WHAT NEEDS TO BE DONE —
Set down the records below word for word, starting at their first line and ending at the line that contains "legend-value-label: 3.74 xyxy=(601,106,623,119)", with both of those lines included.

DATA —
§ §

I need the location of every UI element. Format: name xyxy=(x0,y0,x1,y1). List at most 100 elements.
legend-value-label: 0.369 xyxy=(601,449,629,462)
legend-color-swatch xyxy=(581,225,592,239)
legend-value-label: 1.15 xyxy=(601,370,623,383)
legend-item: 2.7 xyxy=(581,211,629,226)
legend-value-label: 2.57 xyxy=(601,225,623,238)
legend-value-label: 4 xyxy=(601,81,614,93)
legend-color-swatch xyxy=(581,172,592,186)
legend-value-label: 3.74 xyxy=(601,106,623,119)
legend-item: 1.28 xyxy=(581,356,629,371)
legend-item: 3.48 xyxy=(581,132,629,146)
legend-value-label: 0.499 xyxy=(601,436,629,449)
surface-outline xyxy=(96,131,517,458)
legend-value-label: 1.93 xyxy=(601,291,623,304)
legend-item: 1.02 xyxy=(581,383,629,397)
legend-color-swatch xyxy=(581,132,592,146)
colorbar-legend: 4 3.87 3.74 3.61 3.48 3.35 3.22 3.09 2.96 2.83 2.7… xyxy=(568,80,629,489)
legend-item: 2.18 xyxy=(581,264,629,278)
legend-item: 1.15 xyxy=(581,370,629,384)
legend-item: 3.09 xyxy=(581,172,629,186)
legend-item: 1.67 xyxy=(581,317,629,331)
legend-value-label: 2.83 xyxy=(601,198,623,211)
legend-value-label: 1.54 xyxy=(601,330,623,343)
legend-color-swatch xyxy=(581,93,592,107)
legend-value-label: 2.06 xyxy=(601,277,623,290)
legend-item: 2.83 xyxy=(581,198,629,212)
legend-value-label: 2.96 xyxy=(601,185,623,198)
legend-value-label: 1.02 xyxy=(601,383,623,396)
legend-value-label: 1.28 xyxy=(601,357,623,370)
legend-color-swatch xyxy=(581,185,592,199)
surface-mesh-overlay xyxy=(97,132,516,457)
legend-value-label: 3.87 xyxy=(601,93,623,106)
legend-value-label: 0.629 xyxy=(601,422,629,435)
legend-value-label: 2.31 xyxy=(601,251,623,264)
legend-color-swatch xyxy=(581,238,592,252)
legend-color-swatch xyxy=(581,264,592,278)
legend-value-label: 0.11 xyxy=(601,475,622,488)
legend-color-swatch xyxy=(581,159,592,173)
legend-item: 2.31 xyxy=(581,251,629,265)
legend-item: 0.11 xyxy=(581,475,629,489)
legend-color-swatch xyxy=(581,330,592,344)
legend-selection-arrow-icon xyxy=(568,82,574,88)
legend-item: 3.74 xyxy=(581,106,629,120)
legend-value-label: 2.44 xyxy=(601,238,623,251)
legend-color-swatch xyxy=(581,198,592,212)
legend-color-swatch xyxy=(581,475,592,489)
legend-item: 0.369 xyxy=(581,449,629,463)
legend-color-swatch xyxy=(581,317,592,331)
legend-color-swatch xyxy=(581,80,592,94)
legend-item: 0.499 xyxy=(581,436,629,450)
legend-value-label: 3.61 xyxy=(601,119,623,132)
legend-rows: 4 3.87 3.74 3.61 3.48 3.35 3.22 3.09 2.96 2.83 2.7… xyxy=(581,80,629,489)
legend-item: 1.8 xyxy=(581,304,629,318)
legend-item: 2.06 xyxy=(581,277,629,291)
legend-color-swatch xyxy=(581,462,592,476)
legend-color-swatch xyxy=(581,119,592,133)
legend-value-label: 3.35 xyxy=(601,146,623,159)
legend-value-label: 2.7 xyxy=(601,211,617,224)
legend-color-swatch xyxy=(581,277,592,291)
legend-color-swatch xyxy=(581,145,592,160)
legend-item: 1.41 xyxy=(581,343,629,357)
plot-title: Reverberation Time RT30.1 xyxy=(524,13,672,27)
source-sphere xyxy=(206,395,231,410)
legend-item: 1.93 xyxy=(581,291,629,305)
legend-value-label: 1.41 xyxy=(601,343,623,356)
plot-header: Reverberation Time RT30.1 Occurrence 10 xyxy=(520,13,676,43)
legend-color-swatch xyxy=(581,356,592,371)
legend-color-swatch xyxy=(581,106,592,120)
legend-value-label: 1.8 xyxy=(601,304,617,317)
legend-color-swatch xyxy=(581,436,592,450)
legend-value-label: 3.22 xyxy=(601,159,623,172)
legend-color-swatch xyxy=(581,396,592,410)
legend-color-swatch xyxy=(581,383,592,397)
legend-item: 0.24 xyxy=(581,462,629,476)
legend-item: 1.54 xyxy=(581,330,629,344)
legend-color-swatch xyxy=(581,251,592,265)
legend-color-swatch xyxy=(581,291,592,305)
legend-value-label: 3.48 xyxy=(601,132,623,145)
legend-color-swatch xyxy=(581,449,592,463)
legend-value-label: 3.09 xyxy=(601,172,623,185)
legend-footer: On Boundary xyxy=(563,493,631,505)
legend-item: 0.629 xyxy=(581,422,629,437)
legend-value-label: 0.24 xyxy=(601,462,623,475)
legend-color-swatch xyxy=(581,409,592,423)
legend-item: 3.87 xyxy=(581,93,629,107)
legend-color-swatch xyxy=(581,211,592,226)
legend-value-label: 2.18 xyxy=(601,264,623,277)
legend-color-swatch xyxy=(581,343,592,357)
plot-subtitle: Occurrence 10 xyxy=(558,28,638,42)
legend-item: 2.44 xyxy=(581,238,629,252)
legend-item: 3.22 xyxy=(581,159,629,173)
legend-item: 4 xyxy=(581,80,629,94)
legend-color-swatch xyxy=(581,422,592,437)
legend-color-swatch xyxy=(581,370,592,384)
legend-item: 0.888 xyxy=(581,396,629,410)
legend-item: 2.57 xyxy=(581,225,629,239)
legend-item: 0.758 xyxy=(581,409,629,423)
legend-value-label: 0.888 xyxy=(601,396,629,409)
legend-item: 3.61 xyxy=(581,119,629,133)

§ §

OUTPUT BELOW —
I need the location of every UI element. Format: name xyxy=(x0,y0,x1,y1). List at most 100 elements.
legend-value-label: 0.369 xyxy=(601,449,629,462)
legend-color-swatch xyxy=(581,225,592,239)
legend-value-label: 1.15 xyxy=(601,370,623,383)
legend-item: 2.7 xyxy=(581,211,629,226)
legend-value-label: 2.57 xyxy=(601,225,623,238)
legend-value-label: 4 xyxy=(601,81,614,93)
legend-color-swatch xyxy=(581,172,592,186)
legend-value-label: 3.74 xyxy=(601,106,623,119)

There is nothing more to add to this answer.